**WRITTEN EXERCISE**
Extract all lines containing "Create".

============

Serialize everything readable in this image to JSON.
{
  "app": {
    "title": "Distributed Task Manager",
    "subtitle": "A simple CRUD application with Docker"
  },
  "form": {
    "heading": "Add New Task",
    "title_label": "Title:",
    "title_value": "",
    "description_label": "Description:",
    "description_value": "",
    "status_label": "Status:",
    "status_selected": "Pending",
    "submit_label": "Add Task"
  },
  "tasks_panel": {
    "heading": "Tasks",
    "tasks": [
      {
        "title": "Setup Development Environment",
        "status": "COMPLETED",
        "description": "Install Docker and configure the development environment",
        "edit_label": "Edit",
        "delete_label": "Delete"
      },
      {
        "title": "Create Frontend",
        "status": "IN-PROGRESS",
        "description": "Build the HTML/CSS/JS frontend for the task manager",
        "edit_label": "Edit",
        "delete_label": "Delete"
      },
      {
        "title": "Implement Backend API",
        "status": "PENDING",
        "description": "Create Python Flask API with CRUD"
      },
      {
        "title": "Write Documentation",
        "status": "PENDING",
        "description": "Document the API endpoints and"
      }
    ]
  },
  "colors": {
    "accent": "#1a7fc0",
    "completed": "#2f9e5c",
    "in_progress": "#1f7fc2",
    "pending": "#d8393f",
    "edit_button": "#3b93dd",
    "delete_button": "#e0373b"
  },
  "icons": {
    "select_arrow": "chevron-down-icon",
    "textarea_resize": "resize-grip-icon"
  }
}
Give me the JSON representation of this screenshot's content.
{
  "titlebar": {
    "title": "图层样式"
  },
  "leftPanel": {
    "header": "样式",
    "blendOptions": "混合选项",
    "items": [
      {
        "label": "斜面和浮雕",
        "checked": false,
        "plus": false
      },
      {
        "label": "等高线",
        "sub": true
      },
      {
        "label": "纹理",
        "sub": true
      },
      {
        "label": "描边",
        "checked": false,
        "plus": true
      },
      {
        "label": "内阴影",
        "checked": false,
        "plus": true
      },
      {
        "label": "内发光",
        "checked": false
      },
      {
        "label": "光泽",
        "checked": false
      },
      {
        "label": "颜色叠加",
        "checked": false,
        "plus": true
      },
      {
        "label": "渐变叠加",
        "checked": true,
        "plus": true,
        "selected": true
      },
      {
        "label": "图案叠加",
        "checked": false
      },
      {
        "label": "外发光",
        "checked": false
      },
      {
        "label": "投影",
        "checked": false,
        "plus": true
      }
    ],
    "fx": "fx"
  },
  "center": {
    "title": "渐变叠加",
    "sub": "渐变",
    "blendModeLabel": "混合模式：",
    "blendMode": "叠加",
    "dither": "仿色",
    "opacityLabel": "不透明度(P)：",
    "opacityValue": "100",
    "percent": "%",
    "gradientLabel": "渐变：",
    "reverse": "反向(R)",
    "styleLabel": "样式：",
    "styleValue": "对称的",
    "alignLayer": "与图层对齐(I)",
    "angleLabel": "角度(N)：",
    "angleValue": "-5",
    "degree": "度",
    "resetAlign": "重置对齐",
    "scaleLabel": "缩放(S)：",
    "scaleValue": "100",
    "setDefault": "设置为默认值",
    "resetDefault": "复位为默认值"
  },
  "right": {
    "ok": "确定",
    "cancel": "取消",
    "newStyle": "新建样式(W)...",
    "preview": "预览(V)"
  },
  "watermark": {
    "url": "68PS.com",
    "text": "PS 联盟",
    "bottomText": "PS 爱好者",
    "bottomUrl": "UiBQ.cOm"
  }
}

============

**WRITTEN RESPONSE**
        "title": "Create Frontend",
        "description": "Create Python Flask API with CRUD"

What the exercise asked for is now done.